— TASK BRIEF —
Extract each line of the data and write it out again exactly.

— RECORD EXTRACTS —
* start *

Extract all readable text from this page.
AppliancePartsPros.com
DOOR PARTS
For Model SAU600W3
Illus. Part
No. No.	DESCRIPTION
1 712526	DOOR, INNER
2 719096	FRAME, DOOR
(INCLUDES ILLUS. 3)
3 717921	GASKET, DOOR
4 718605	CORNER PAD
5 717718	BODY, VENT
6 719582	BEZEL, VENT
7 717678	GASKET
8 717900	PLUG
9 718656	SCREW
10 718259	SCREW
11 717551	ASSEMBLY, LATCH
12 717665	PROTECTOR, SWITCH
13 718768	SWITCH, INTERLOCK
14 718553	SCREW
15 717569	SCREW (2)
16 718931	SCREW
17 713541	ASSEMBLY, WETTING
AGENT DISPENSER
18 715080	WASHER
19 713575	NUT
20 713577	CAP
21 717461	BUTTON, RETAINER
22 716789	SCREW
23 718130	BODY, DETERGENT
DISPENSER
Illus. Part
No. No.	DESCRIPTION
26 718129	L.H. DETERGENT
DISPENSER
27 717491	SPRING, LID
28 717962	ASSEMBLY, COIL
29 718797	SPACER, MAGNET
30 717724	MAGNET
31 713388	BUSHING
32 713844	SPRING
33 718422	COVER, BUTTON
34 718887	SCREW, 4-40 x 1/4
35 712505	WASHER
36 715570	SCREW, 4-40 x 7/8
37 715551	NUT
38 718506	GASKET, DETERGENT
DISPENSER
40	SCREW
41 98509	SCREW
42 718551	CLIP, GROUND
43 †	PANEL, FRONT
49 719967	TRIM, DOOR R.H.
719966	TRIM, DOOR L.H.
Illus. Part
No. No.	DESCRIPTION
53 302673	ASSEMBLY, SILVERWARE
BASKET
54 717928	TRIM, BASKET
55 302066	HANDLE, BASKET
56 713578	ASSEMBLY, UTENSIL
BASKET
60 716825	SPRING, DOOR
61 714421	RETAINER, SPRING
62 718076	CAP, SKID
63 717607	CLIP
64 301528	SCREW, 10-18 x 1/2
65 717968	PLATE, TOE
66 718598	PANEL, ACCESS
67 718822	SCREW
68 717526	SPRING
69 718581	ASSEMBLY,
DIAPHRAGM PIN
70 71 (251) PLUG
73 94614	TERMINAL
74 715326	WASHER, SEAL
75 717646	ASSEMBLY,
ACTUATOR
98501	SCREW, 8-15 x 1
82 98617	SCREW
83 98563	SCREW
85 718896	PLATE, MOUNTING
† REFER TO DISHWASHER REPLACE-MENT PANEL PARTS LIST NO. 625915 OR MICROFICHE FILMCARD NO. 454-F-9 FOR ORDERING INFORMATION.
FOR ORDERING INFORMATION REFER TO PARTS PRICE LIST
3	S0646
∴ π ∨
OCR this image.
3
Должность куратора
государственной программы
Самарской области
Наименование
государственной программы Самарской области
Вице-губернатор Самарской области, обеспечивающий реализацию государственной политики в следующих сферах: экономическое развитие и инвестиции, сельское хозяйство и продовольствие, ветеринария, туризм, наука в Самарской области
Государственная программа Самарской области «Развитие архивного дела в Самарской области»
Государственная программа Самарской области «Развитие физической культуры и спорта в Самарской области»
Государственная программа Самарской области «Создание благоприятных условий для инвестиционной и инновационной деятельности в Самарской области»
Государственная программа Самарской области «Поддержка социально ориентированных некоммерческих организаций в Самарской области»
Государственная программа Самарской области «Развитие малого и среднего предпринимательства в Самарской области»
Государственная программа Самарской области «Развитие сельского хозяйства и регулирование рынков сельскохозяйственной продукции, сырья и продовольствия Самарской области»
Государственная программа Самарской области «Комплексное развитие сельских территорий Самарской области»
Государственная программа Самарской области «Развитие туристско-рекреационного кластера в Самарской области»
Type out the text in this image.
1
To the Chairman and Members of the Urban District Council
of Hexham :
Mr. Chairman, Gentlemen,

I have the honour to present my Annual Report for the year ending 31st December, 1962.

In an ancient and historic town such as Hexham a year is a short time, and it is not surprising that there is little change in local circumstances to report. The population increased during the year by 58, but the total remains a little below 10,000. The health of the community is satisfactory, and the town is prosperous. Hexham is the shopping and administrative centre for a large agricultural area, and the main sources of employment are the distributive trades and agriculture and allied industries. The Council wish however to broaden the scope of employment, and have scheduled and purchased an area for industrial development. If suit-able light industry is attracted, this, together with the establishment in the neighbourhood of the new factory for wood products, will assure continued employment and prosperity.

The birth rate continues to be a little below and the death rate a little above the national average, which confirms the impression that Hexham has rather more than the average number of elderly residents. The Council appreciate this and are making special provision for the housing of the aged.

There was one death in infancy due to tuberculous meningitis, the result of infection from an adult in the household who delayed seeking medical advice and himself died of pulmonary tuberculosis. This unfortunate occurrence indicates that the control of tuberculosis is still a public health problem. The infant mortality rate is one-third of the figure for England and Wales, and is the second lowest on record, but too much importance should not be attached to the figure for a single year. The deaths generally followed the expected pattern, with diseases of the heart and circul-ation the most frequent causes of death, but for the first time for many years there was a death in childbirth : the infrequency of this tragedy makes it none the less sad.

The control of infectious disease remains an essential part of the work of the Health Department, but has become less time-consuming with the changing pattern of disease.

* end *

— REPLY TO THE EXERCISE —
Extract all readable text from this page.
AppliancePartsPros.com
DOOR PARTS
For Model SAU600W3
Illus. Part
No. No.	DESCRIPTION
1 712526	DOOR, INNER
2 719096	FRAME, DOOR
(INCLUDES ILLUS. 3)
3 717921	GASKET, DOOR
4 718605	CORNER PAD
5 717718	BODY, VENT
6 719582	BEZEL, VENT
7 717678	GASKET
8 717900	PLUG
9 718656	SCREW
10 718259	SCREW
11 717551	ASSEMBLY, LATCH
12 717665	PROTECTOR, SWITCH
13 718768	SWITCH, INTERLOCK
14 718553	SCREW
15 717569	SCREW (2)
16 718931	SCREW
17 713541	ASSEMBLY, WETTING
AGENT DISPENSER
18 715080	WASHER
19 713575	NUT
20 713577	CAP
21 717461	BUTTON, RETAINER
22 716789	SCREW
23 718130	BODY, DETERGENT
DISPENSER
Illus. Part
No. No.	DESCRIPTION
26 718129	L.H. DETERGENT
DISPENSER
27 717491	SPRING, LID
28 717962	ASSEMBLY, COIL
29 718797	SPACER, MAGNET
30 717724	MAGNET
31 713388	BUSHING
32 713844	SPRING
33 718422	COVER, BUTTON
34 718887	SCREW, 4-40 x 1/4
35 712505	WASHER
36 715570	SCREW, 4-40 x 7/8
37 715551	NUT
38 718506	GASKET, DETERGENT
DISPENSER
40	SCREW
41 98509	SCREW
42 718551	CLIP, GROUND
43 †	PANEL, FRONT
49 719967	TRIM, DOOR R.H.
719966	TRIM, DOOR L.H.
Illus. Part
No. No.	DESCRIPTION
53 302673	ASSEMBLY, SILVERWARE
BASKET
54 717928	TRIM, BASKET
55 302066	HANDLE, BASKET
56 713578	ASSEMBLY, UTENSIL
BASKET
60 716825	SPRING, DOOR
61 714421	RETAINER, SPRING
62 718076	CAP, SKID
63 717607	CLIP
64 301528	SCREW, 10-18 x 1/2
65 717968	PLATE, TOE
66 718598	PANEL, ACCESS
67 718822	SCREW
68 717526	SPRING
69 718581	ASSEMBLY,
DIAPHRAGM PIN
70 71 (251) PLUG
73 94614	TERMINAL
74 715326	WASHER, SEAL
75 717646	ASSEMBLY,
ACTUATOR
98501	SCREW, 8-15 x 1
82 98617	SCREW
83 98563	SCREW
85 718896	PLATE, MOUNTING
† REFER TO DISHWASHER REPLACE-MENT PANEL PARTS LIST NO. 625915 OR MICROFICHE FILMCARD NO. 454-F-9 FOR ORDERING INFORMATION.
FOR ORDERING INFORMATION REFER TO PARTS PRICE LIST
3	S0646
∴ π ∨
OCR this image.
3
Должность куратора
государственной программы
Самарской области
Наименование
государственной программы Самарской области
Вице-губернатор Самарской области, обеспечивающий реализацию государственной политики в следующих сферах: экономическое развитие и инвестиции, сельское хозяйство и продовольствие, ветеринария, туризм, наука в Самарской области
Государственная программа Самарской области «Развитие архивного дела в Самарской области»
Государственная программа Самарской области «Развитие физической культуры и спорта в Самарской области»
Государственная программа Самарской области «Создание благоприятных условий для инвестиционной и инновационной деятельности в Самарской области»
Государственная программа Самарской области «Поддержка социально ориентированных некоммерческих организаций в Самарской области»
Государственная программа Самарской области «Развитие малого и среднего предпринимательства в Самарской области»
Государственная программа Самарской области «Развитие сельского хозяйства и регулирование рынков сельскохозяйственной продукции, сырья и продовольствия Самарской области»
Государственная программа Самарской области «Комплексное развитие сельских территорий Самарской области»
Государственная программа Самарской области «Развитие туристско-рекреационного кластера в Самарской области»
Type out the text in this image.
1
To the Chairman and Members of the Urban District Council
of Hexham :
Mr. Chairman, Gentlemen,

I have the honour to present my Annual Report for the year ending 31st December, 1962.

In an ancient and historic town such as Hexham a year is a short time, and it is not surprising that there is little change in local circumstances to report. The population increased during the year by 58, but the total remains a little below 10,000. The health of the community is satisfactory, and the town is prosperous. Hexham is the shopping and administrative centre for a large agricultural area, and the main sources of employment are the distributive trades and agriculture and allied industries. The Council wish however to broaden the scope of employment, and have scheduled and purchased an area for industrial development. If suit-able light industry is attracted, this, together with the establishment in the neighbourhood of the new factory for wood products, will assure continued employment and prosperity.

The birth rate continues to be a little below and the death rate a little above the national average, which confirms the impression that Hexham has rather more than the average number of elderly residents. The Council appreciate this and are making special provision for the housing of the aged.

There was one death in infancy due to tuberculous meningitis, the result of infection from an adult in the household who delayed seeking medical advice and himself died of pulmonary tuberculosis. This unfortunate occurrence indicates that the control of tuberculosis is still a public health problem. The infant mortality rate is one-third of the figure for England and Wales, and is the second lowest on record, but too much importance should not be attached to the figure for a single year. The deaths generally followed the expected pattern, with diseases of the heart and circul-ation the most frequent causes of death, but for the first time for many years there was a death in childbirth : the infrequency of this tragedy makes it none the less sad.

The control of infectious disease remains an essential part of the work of the Health Department, but has become less time-consuming with the changing pattern of disease.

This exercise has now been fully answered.